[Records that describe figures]
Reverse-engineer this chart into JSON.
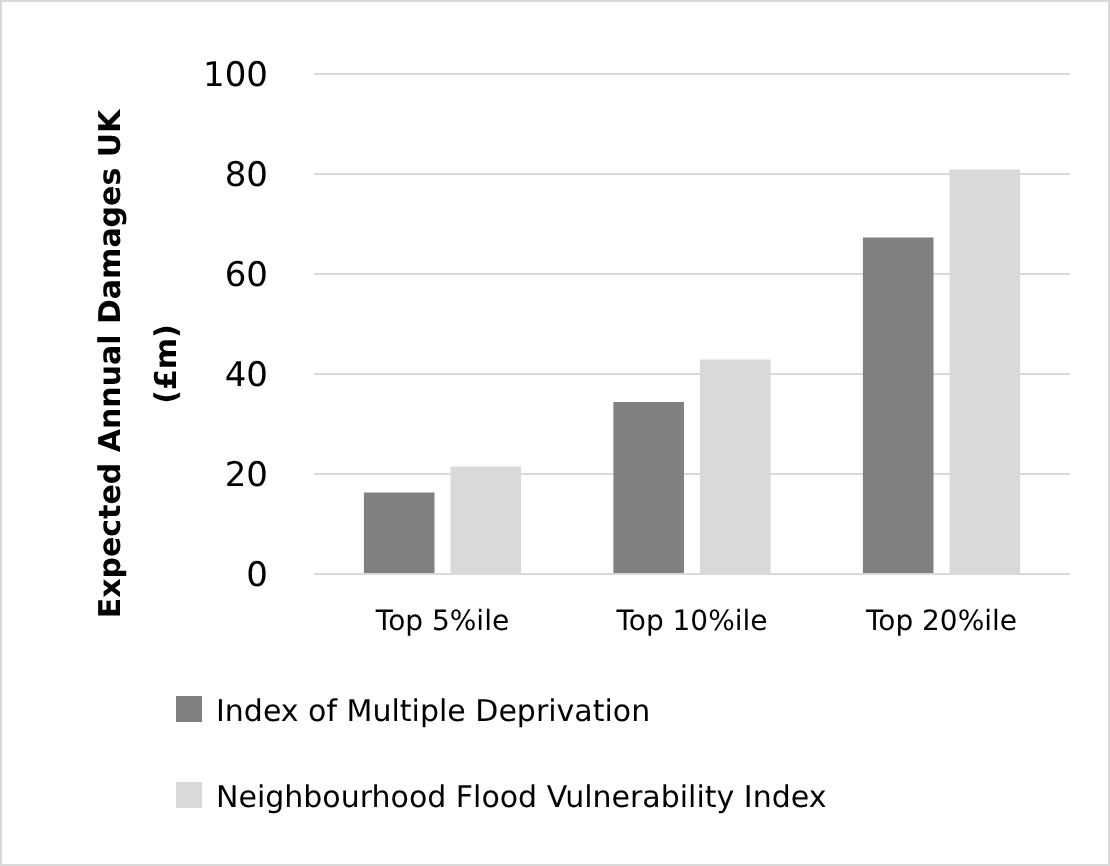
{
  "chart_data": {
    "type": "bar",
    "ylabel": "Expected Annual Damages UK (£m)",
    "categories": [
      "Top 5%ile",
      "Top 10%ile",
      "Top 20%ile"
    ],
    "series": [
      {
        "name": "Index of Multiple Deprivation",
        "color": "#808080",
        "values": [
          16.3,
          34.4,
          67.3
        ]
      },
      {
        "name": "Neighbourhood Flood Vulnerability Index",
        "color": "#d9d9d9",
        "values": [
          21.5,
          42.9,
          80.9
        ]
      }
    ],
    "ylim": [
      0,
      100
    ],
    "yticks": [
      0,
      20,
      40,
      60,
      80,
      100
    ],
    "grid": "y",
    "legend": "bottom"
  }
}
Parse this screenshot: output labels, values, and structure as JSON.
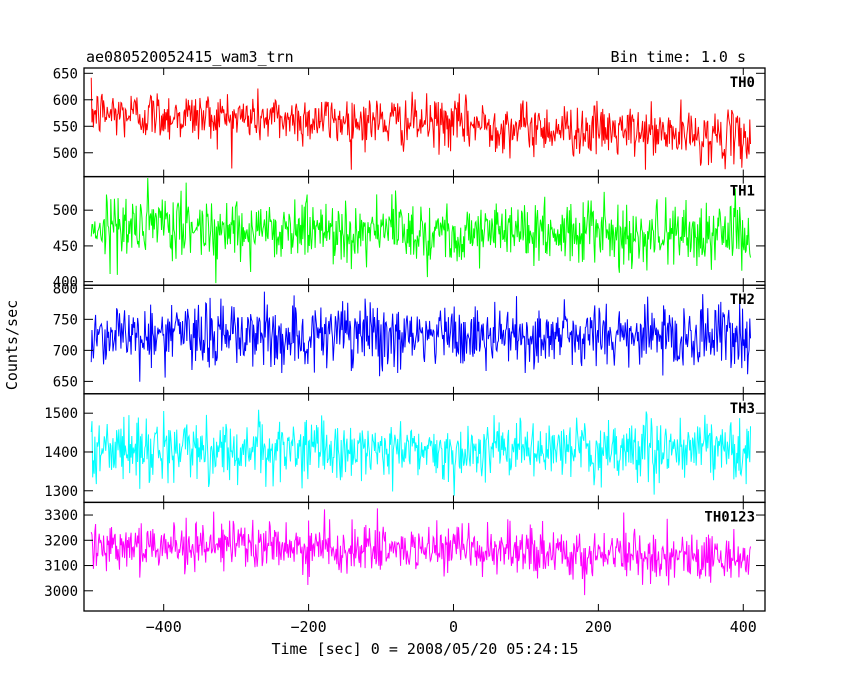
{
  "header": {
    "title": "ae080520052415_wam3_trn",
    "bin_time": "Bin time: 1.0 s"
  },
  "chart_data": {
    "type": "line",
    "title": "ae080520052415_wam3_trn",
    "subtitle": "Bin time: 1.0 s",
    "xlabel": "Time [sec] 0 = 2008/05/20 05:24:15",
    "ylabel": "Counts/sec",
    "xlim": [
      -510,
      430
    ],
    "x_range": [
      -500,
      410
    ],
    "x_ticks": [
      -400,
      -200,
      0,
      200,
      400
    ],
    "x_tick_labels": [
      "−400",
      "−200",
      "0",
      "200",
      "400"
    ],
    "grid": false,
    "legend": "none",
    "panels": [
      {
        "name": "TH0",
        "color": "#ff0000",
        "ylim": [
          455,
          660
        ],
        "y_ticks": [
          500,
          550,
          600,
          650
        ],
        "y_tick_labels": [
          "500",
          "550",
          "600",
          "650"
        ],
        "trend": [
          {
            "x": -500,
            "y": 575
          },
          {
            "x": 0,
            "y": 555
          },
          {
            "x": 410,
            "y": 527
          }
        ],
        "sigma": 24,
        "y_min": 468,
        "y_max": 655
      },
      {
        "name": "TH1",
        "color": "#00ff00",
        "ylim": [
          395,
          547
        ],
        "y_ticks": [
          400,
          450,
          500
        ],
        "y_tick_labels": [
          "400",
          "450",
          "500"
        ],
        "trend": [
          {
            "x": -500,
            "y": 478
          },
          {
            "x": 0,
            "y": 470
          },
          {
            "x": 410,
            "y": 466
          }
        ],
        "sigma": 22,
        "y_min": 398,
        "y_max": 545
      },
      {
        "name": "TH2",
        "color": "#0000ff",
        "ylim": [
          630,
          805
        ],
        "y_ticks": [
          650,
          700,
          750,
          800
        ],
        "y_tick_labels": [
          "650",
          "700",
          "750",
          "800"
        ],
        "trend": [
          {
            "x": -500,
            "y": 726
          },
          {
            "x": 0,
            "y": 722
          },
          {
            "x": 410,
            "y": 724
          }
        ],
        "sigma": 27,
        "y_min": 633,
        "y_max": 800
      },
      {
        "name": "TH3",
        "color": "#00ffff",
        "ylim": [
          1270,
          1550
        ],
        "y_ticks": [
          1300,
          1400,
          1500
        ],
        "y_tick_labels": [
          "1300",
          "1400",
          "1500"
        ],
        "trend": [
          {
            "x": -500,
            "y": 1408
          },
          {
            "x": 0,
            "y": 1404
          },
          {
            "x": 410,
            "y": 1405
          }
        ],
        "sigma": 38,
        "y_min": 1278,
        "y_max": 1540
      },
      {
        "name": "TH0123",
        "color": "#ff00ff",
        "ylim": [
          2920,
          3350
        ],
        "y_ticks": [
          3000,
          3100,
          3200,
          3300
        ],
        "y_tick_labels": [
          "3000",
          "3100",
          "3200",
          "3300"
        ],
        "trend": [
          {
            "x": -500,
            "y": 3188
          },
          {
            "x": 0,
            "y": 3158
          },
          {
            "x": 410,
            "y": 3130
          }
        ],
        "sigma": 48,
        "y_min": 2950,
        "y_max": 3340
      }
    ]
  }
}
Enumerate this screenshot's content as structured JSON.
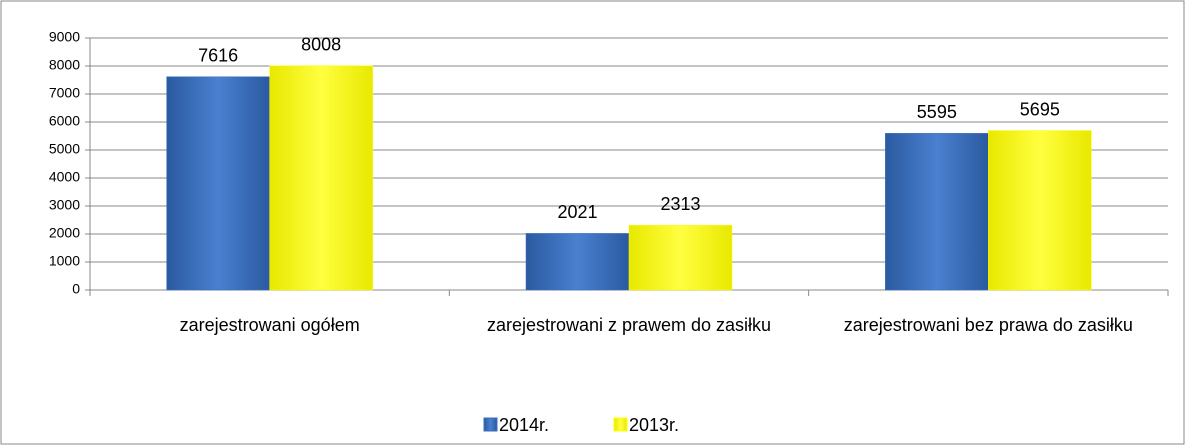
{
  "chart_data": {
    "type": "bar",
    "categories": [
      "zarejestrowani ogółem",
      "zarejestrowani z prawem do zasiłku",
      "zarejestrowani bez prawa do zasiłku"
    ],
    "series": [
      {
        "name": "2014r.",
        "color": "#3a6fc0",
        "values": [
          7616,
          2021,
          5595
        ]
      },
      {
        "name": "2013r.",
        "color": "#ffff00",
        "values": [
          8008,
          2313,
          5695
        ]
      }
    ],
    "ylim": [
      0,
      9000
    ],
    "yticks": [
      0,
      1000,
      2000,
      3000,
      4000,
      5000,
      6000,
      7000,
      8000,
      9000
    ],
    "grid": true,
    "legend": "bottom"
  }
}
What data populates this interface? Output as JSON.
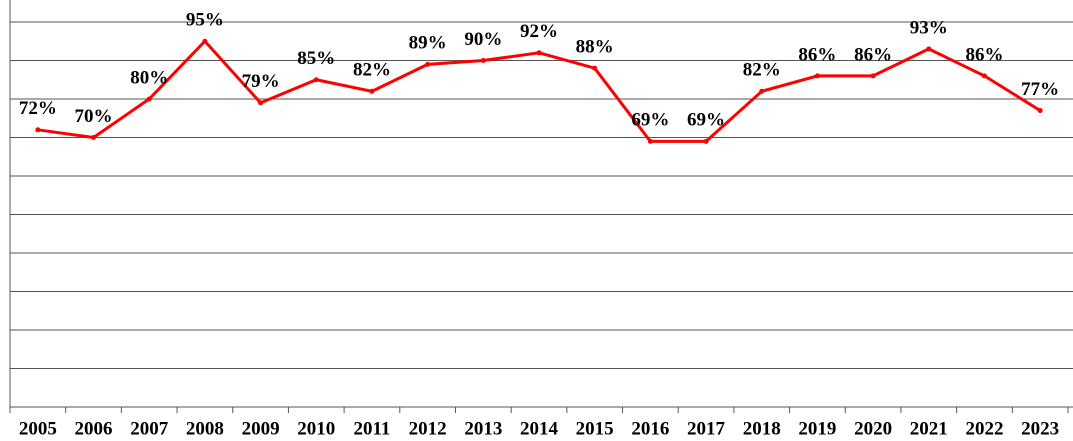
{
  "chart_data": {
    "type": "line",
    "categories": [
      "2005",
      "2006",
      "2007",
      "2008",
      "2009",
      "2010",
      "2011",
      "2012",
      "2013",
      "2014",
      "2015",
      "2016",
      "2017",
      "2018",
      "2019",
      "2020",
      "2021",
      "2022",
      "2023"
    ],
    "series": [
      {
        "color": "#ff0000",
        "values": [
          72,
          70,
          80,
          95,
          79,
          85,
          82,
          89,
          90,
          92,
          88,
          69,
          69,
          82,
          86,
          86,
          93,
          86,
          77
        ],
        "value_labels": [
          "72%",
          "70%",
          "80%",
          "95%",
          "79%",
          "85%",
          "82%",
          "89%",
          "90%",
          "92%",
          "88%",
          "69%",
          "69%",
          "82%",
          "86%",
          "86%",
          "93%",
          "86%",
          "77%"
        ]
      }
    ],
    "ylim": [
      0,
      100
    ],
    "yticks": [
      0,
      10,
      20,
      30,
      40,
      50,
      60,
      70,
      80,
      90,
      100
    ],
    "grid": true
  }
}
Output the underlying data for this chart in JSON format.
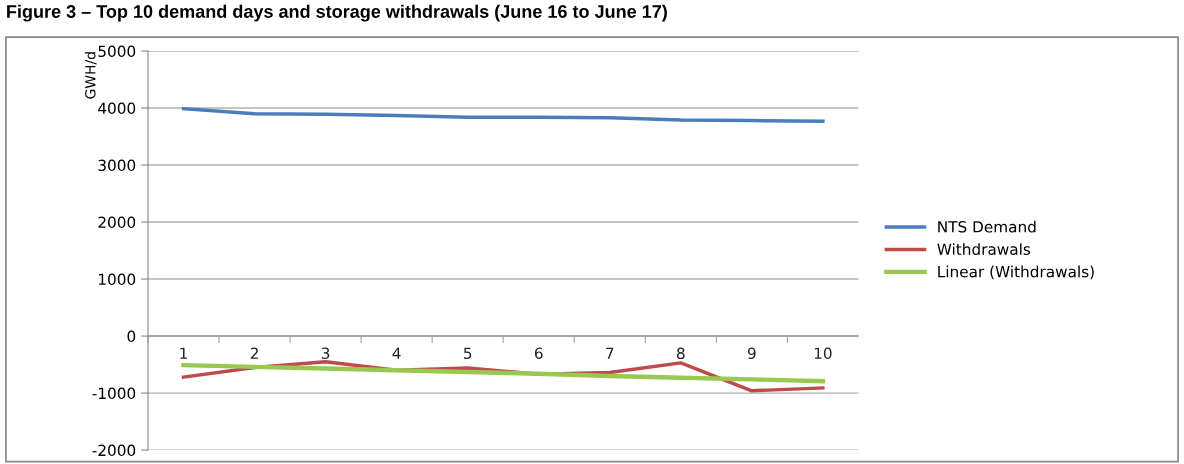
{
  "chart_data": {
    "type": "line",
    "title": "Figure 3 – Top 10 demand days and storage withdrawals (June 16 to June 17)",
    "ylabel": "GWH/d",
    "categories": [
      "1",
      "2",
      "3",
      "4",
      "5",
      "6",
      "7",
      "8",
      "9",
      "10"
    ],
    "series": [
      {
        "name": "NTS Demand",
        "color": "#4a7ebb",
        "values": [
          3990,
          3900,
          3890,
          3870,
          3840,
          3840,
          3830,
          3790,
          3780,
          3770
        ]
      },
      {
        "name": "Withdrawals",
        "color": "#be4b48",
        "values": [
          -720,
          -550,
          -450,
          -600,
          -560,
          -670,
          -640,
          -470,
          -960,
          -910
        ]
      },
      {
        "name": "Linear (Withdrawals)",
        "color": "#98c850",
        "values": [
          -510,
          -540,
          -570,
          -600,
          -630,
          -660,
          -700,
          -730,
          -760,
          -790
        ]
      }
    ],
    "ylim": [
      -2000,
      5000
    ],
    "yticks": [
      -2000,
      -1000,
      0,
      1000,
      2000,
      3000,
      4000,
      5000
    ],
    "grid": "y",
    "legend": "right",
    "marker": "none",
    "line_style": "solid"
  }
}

▶ **EXERCISE REQUIREMENTS**
Reproduce the data above in full, exactly as it is, with the pictures left out.

▶ **EXPECTED ANSWER**
Reverse-engineer this chart into JSON.
{
  "chart_data": {
    "type": "bar",
    "ylabel": "Expected Annual Damages UK (£m)",
    "categories": [
      "Top 5%ile",
      "Top 10%ile",
      "Top 20%ile"
    ],
    "series": [
      {
        "name": "Index of Multiple Deprivation",
        "color": "#808080",
        "values": [
          16.3,
          34.4,
          67.3
        ]
      },
      {
        "name": "Neighbourhood Flood Vulnerability Index",
        "color": "#d9d9d9",
        "values": [
          21.5,
          42.9,
          80.9
        ]
      }
    ],
    "ylim": [
      0,
      100
    ],
    "yticks": [
      0,
      20,
      40,
      60,
      80,
      100
    ],
    "grid": "y",
    "legend": "bottom"
  }
}
Parse this screenshot: output labels, values, and structure as JSON.
{
  "header": {
    "title": "ae080520052415_wam3_trn",
    "bin_time": "Bin time: 1.0 s"
  },
  "chart_data": {
    "type": "line",
    "title": "ae080520052415_wam3_trn",
    "subtitle": "Bin time: 1.0 s",
    "xlabel": "Time [sec] 0 = 2008/05/20 05:24:15",
    "ylabel": "Counts/sec",
    "xlim": [
      -510,
      430
    ],
    "x_range": [
      -500,
      410
    ],
    "x_ticks": [
      -400,
      -200,
      0,
      200,
      400
    ],
    "x_tick_labels": [
      "−400",
      "−200",
      "0",
      "200",
      "400"
    ],
    "grid": false,
    "legend": "none",
    "panels": [
      {
        "name": "TH0",
        "color": "#ff0000",
        "ylim": [
          455,
          660
        ],
        "y_ticks": [
          500,
          550,
          600,
          650
        ],
        "y_tick_labels": [
          "500",
          "550",
          "600",
          "650"
        ],
        "trend": [
          {
            "x": -500,
            "y": 575
          },
          {
            "x": 0,
            "y": 555
          },
          {
            "x": 410,
            "y": 527
          }
        ],
        "sigma": 24,
        "y_min": 468,
        "y_max": 655
      },
      {
        "name": "TH1",
        "color": "#00ff00",
        "ylim": [
          395,
          547
        ],
        "y_ticks": [
          400,
          450,
          500
        ],
        "y_tick_labels": [
          "400",
          "450",
          "500"
        ],
        "trend": [
          {
            "x": -500,
            "y": 478
          },
          {
            "x": 0,
            "y": 470
          },
          {
            "x": 410,
            "y": 466
          }
        ],
        "sigma": 22,
        "y_min": 398,
        "y_max": 545
      },
      {
        "name": "TH2",
        "color": "#0000ff",
        "ylim": [
          630,
          805
        ],
        "y_ticks": [
          650,
          700,
          750,
          800
        ],
        "y_tick_labels": [
          "650",
          "700",
          "750",
          "800"
        ],
        "trend": [
          {
            "x": -500,
            "y": 726
          },
          {
            "x": 0,
            "y": 722
          },
          {
            "x": 410,
            "y": 724
          }
        ],
        "sigma": 27,
        "y_min": 633,
        "y_max": 800
      },
      {
        "name": "TH3",
        "color": "#00ffff",
        "ylim": [
          1270,
          1550
        ],
        "y_ticks": [
          1300,
          1400,
          1500
        ],
        "y_tick_labels": [
          "1300",
          "1400",
          "1500"
        ],
        "trend": [
          {
            "x": -500,
            "y": 1408
          },
          {
            "x": 0,
            "y": 1404
          },
          {
            "x": 410,
            "y": 1405
          }
        ],
        "sigma": 38,
        "y_min": 1278,
        "y_max": 1540
      },
      {
        "name": "TH0123",
        "color": "#ff00ff",
        "ylim": [
          2920,
          3350
        ],
        "y_ticks": [
          3000,
          3100,
          3200,
          3300
        ],
        "y_tick_labels": [
          "3000",
          "3100",
          "3200",
          "3300"
        ],
        "trend": [
          {
            "x": -500,
            "y": 3188
          },
          {
            "x": 0,
            "y": 3158
          },
          {
            "x": 410,
            "y": 3130
          }
        ],
        "sigma": 48,
        "y_min": 2950,
        "y_max": 3340
      }
    ]
  }
}
Enumerate this screenshot's content as structured JSON.
{
  "chart_data": {
    "type": "bar",
    "categories": [
      "zarejestrowani ogółem",
      "zarejestrowani z prawem do zasiłku",
      "zarejestrowani bez prawa do zasiłku"
    ],
    "series": [
      {
        "name": "2014r.",
        "color": "#3a6fc0",
        "values": [
          7616,
          2021,
          5595
        ]
      },
      {
        "name": "2013r.",
        "color": "#ffff00",
        "values": [
          8008,
          2313,
          5695
        ]
      }
    ],
    "ylim": [
      0,
      9000
    ],
    "yticks": [
      0,
      1000,
      2000,
      3000,
      4000,
      5000,
      6000,
      7000,
      8000,
      9000
    ],
    "grid": true,
    "legend": "bottom"
  }
}
What data populates this interface? Output as JSON.
{
  "chart_data": {
    "type": "line",
    "categories": [
      "2005",
      "2006",
      "2007",
      "2008",
      "2009",
      "2010",
      "2011",
      "2012",
      "2013",
      "2014",
      "2015",
      "2016",
      "2017",
      "2018",
      "2019",
      "2020",
      "2021",
      "2022",
      "2023"
    ],
    "series": [
      {
        "color": "#ff0000",
        "values": [
          72,
          70,
          80,
          95,
          79,
          85,
          82,
          89,
          90,
          92,
          88,
          69,
          69,
          82,
          86,
          86,
          93,
          86,
          77
        ],
        "value_labels": [
          "72%",
          "70%",
          "80%",
          "95%",
          "79%",
          "85%",
          "82%",
          "89%",
          "90%",
          "92%",
          "88%",
          "69%",
          "69%",
          "82%",
          "86%",
          "86%",
          "93%",
          "86%",
          "77%"
        ]
      }
    ],
    "ylim": [
      0,
      100
    ],
    "yticks": [
      0,
      10,
      20,
      30,
      40,
      50,
      60,
      70,
      80,
      90,
      100
    ],
    "grid": true
  }
}
Output the underlying data for this chart in JSON format.
{
  "chart_data": {
    "type": "line",
    "title": "Figure 3 – Top 10 demand days and storage withdrawals (June 16 to June 17)",
    "ylabel": "GWH/d",
    "categories": [
      "1",
      "2",
      "3",
      "4",
      "5",
      "6",
      "7",
      "8",
      "9",
      "10"
    ],
    "series": [
      {
        "name": "NTS Demand",
        "color": "#4a7ebb",
        "values": [
          3990,
          3900,
          3890,
          3870,
          3840,
          3840,
          3830,
          3790,
          3780,
          3770
        ]
      },
      {
        "name": "Withdrawals",
        "color": "#be4b48",
        "values": [
          -720,
          -550,
          -450,
          -600,
          -560,
          -670,
          -640,
          -470,
          -960,
          -910
        ]
      },
      {
        "name": "Linear (Withdrawals)",
        "color": "#98c850",
        "values": [
          -510,
          -540,
          -570,
          -600,
          -630,
          -660,
          -700,
          -730,
          -760,
          -790
        ]
      }
    ],
    "ylim": [
      -2000,
      5000
    ],
    "yticks": [
      -2000,
      -1000,
      0,
      1000,
      2000,
      3000,
      4000,
      5000
    ],
    "grid": "y",
    "legend": "right",
    "marker": "none",
    "line_style": "solid"
  }
}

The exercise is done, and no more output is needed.